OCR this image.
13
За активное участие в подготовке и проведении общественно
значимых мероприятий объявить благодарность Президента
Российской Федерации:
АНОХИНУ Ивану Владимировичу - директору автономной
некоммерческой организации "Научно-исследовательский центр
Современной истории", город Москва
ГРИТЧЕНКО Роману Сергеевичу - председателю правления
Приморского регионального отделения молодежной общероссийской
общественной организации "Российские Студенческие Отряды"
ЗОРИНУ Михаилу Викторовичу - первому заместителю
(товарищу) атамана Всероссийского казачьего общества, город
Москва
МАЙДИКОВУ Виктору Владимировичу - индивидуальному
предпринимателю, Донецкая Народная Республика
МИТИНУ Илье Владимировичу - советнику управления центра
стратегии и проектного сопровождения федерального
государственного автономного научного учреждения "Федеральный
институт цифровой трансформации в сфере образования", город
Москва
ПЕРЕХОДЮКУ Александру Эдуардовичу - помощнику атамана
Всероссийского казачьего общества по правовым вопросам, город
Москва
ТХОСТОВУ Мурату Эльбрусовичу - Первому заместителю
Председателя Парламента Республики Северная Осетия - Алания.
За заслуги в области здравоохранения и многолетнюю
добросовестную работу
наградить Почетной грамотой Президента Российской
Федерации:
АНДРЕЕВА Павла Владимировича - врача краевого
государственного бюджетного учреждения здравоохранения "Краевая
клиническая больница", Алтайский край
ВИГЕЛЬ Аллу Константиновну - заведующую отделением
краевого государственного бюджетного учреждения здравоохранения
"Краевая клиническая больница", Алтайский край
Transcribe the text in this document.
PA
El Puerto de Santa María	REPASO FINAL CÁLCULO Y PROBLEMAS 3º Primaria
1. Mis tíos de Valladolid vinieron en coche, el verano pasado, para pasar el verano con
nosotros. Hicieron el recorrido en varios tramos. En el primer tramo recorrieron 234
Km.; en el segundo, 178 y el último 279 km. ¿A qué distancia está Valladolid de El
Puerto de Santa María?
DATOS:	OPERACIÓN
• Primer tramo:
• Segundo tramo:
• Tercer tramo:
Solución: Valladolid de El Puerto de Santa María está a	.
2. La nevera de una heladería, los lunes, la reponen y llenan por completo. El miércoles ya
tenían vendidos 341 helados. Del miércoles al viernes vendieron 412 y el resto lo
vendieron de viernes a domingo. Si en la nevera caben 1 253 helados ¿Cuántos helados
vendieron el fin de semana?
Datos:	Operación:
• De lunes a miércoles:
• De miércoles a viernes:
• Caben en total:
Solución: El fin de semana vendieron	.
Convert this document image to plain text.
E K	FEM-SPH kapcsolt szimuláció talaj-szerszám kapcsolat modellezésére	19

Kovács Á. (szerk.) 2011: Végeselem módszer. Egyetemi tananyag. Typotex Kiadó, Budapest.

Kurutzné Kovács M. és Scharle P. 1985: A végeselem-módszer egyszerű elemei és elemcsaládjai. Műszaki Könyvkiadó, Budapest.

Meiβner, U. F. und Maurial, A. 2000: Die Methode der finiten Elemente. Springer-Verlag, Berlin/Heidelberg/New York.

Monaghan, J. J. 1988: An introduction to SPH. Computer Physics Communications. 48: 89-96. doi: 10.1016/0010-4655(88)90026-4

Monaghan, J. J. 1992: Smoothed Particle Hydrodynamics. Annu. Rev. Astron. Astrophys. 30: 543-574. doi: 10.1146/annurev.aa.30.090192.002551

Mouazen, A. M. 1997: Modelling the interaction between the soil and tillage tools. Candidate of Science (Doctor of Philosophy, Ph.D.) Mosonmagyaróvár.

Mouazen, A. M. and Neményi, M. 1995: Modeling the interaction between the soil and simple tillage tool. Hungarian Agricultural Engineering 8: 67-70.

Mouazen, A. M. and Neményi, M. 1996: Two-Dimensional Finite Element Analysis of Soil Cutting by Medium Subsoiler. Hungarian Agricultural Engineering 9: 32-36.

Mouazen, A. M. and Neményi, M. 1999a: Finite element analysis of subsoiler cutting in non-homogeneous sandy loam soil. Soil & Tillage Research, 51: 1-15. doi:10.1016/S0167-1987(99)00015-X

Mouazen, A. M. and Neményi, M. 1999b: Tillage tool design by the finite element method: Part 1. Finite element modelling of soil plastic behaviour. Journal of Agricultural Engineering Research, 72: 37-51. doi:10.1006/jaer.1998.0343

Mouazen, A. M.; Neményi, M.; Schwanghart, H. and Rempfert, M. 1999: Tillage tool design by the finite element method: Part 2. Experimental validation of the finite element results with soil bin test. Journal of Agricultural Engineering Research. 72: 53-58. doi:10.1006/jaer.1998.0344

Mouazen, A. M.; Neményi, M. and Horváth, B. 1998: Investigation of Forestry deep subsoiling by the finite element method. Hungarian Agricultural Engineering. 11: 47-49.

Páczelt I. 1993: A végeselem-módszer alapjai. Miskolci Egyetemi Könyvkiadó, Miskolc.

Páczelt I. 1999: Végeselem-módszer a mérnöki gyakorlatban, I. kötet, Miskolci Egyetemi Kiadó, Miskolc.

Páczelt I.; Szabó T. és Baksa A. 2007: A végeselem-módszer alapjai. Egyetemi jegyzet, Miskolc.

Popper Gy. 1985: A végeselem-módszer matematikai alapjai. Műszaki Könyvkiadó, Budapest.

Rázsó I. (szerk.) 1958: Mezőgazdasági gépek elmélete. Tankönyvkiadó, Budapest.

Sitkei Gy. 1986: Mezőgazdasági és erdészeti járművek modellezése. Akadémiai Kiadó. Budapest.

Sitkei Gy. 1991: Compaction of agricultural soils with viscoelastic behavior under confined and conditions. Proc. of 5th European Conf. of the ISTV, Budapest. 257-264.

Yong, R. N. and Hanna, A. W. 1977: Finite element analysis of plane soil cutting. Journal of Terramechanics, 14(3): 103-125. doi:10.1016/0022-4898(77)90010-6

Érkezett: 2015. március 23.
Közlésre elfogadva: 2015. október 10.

-*-*-

WHAT IS REQUIRED: Restate the data above word for word.

ANSWER TO THE TASK:
OCR this image.
13
За активное участие в подготовке и проведении общественно
значимых мероприятий объявить благодарность Президента
Российской Федерации:
АНОХИНУ Ивану Владимировичу - директору автономной
некоммерческой организации "Научно-исследовательский центр
Современной истории", город Москва
ГРИТЧЕНКО Роману Сергеевичу - председателю правления
Приморского регионального отделения молодежной общероссийской
общественной организации "Российские Студенческие Отряды"
ЗОРИНУ Михаилу Викторовичу - первому заместителю
(товарищу) атамана Всероссийского казачьего общества, город
Москва
МАЙДИКОВУ Виктору Владимировичу - индивидуальному
предпринимателю, Донецкая Народная Республика
МИТИНУ Илье Владимировичу - советнику управления центра
стратегии и проектного сопровождения федерального
государственного автономного научного учреждения "Федеральный
институт цифровой трансформации в сфере образования", город
Москва
ПЕРЕХОДЮКУ Александру Эдуардовичу - помощнику атамана
Всероссийского казачьего общества по правовым вопросам, город
Москва
ТХОСТОВУ Мурату Эльбрусовичу - Первому заместителю
Председателя Парламента Республики Северная Осетия - Алания.
За заслуги в области здравоохранения и многолетнюю
добросовестную работу
наградить Почетной грамотой Президента Российской
Федерации:
АНДРЕЕВА Павла Владимировича - врача краевого
государственного бюджетного учреждения здравоохранения "Краевая
клиническая больница", Алтайский край
ВИГЕЛЬ Аллу Константиновну - заведующую отделением
краевого государственного бюджетного учреждения здравоохранения
"Краевая клиническая больница", Алтайский край
Transcribe the text in this document.
PA
El Puerto de Santa María	REPASO FINAL CÁLCULO Y PROBLEMAS 3º Primaria
1. Mis tíos de Valladolid vinieron en coche, el verano pasado, para pasar el verano con
nosotros. Hicieron el recorrido en varios tramos. En el primer tramo recorrieron 234
Km.; en el segundo, 178 y el último 279 km. ¿A qué distancia está Valladolid de El
Puerto de Santa María?
DATOS:	OPERACIÓN
• Primer tramo:
• Segundo tramo:
• Tercer tramo:
Solución: Valladolid de El Puerto de Santa María está a	.
2. La nevera de una heladería, los lunes, la reponen y llenan por completo. El miércoles ya
tenían vendidos 341 helados. Del miércoles al viernes vendieron 412 y el resto lo
vendieron de viernes a domingo. Si en la nevera caben 1 253 helados ¿Cuántos helados
vendieron el fin de semana?
Datos:	Operación:
• De lunes a miércoles:
• De miércoles a viernes:
• Caben en total:
Solución: El fin de semana vendieron	.
Convert this document image to plain text.
E K	FEM-SPH kapcsolt szimuláció talaj-szerszám kapcsolat modellezésére	19

Kovács Á. (szerk.) 2011: Végeselem módszer. Egyetemi tananyag. Typotex Kiadó, Budapest.

Kurutzné Kovács M. és Scharle P. 1985: A végeselem-módszer egyszerű elemei és elemcsaládjai. Műszaki Könyvkiadó, Budapest.

Meiβner, U. F. und Maurial, A. 2000: Die Methode der finiten Elemente. Springer-Verlag, Berlin/Heidelberg/New York.

Monaghan, J. J. 1988: An introduction to SPH. Computer Physics Communications. 48: 89-96. doi: 10.1016/0010-4655(88)90026-4

Monaghan, J. J. 1992: Smoothed Particle Hydrodynamics. Annu. Rev. Astron. Astrophys. 30: 543-574. doi: 10.1146/annurev.aa.30.090192.002551

Mouazen, A. M. 1997: Modelling the interaction between the soil and tillage tools. Candidate of Science (Doctor of Philosophy, Ph.D.) Mosonmagyaróvár.

Mouazen, A. M. and Neményi, M. 1995: Modeling the interaction between the soil and simple tillage tool. Hungarian Agricultural Engineering 8: 67-70.

Mouazen, A. M. and Neményi, M. 1996: Two-Dimensional Finite Element Analysis of Soil Cutting by Medium Subsoiler. Hungarian Agricultural Engineering 9: 32-36.

Mouazen, A. M. and Neményi, M. 1999a: Finite element analysis of subsoiler cutting in non-homogeneous sandy loam soil. Soil & Tillage Research, 51: 1-15. doi:10.1016/S0167-1987(99)00015-X

Mouazen, A. M. and Neményi, M. 1999b: Tillage tool design by the finite element method: Part 1. Finite element modelling of soil plastic behaviour. Journal of Agricultural Engineering Research, 72: 37-51. doi:10.1006/jaer.1998.0343

Mouazen, A. M.; Neményi, M.; Schwanghart, H. and Rempfert, M. 1999: Tillage tool design by the finite element method: Part 2. Experimental validation of the finite element results with soil bin test. Journal of Agricultural Engineering Research. 72: 53-58. doi:10.1006/jaer.1998.0344

Mouazen, A. M.; Neményi, M. and Horváth, B. 1998: Investigation of Forestry deep subsoiling by the finite element method. Hungarian Agricultural Engineering. 11: 47-49.

Páczelt I. 1993: A végeselem-módszer alapjai. Miskolci Egyetemi Könyvkiadó, Miskolc.

Páczelt I. 1999: Végeselem-módszer a mérnöki gyakorlatban, I. kötet, Miskolci Egyetemi Kiadó, Miskolc.

Páczelt I.; Szabó T. és Baksa A. 2007: A végeselem-módszer alapjai. Egyetemi jegyzet, Miskolc.

Popper Gy. 1985: A végeselem-módszer matematikai alapjai. Műszaki Könyvkiadó, Budapest.

Rázsó I. (szerk.) 1958: Mezőgazdasági gépek elmélete. Tankönyvkiadó, Budapest.

Sitkei Gy. 1986: Mezőgazdasági és erdészeti járművek modellezése. Akadémiai Kiadó. Budapest.

Sitkei Gy. 1991: Compaction of agricultural soils with viscoelastic behavior under confined and conditions. Proc. of 5th European Conf. of the ISTV, Budapest. 257-264.

Yong, R. N. and Hanna, A. W. 1977: Finite element analysis of plane soil cutting. Journal of Terramechanics, 14(3): 103-125. doi:10.1016/0022-4898(77)90010-6

Érkezett: 2015. március 23.
Közlésre elfogadva: 2015. október 10.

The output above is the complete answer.